#### Supplied entries ####

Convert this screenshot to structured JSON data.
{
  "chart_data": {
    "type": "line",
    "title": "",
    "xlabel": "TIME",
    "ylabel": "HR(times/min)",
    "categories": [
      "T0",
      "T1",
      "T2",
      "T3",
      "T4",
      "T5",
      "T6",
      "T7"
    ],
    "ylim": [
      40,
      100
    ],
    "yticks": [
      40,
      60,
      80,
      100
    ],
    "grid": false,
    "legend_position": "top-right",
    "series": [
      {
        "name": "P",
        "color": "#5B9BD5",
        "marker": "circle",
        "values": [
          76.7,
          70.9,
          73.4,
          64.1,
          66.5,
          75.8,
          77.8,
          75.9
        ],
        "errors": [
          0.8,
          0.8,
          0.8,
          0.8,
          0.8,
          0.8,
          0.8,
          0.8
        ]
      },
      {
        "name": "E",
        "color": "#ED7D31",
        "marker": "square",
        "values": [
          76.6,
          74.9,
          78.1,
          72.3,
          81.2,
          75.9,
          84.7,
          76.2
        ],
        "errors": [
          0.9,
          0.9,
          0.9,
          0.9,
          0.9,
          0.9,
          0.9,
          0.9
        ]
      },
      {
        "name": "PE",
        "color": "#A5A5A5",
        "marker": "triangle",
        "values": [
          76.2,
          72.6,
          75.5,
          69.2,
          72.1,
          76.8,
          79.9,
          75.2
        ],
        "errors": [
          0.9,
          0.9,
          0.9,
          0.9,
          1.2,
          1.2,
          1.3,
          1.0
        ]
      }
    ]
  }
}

####

### What you will do
Retype all of the data shown above, word for word.

### Solution
Convert this screenshot to structured JSON data.
{
  "chart_data": {
    "type": "line",
    "title": "",
    "xlabel": "TIME",
    "ylabel": "HR(times/min)",
    "categories": [
      "T0",
      "T1",
      "T2",
      "T3",
      "T4",
      "T5",
      "T6",
      "T7"
    ],
    "ylim": [
      40,
      100
    ],
    "yticks": [
      40,
      60,
      80,
      100
    ],
    "grid": false,
    "legend_position": "top-right",
    "series": [
      {
        "name": "P",
        "color": "#5B9BD5",
        "marker": "circle",
        "values": [
          76.7,
          70.9,
          73.4,
          64.1,
          66.5,
          75.8,
          77.8,
          75.9
        ],
        "errors": [
          0.8,
          0.8,
          0.8,
          0.8,
          0.8,
          0.8,
          0.8,
          0.8
        ]
      },
      {
        "name": "E",
        "color": "#ED7D31",
        "marker": "square",
        "values": [
          76.6,
          74.9,
          78.1,
          72.3,
          81.2,
          75.9,
          84.7,
          76.2
        ],
        "errors": [
          0.9,
          0.9,
          0.9,
          0.9,
          0.9,
          0.9,
          0.9,
          0.9
        ]
      },
      {
        "name": "PE",
        "color": "#A5A5A5",
        "marker": "triangle",
        "values": [
          76.2,
          72.6,
          75.5,
          69.2,
          72.1,
          76.8,
          79.9,
          75.2
        ],
        "errors": [
          0.9,
          0.9,
          0.9,
          0.9,
          1.2,
          1.2,
          1.3,
          1.0
        ]
      }
    ]
  }
}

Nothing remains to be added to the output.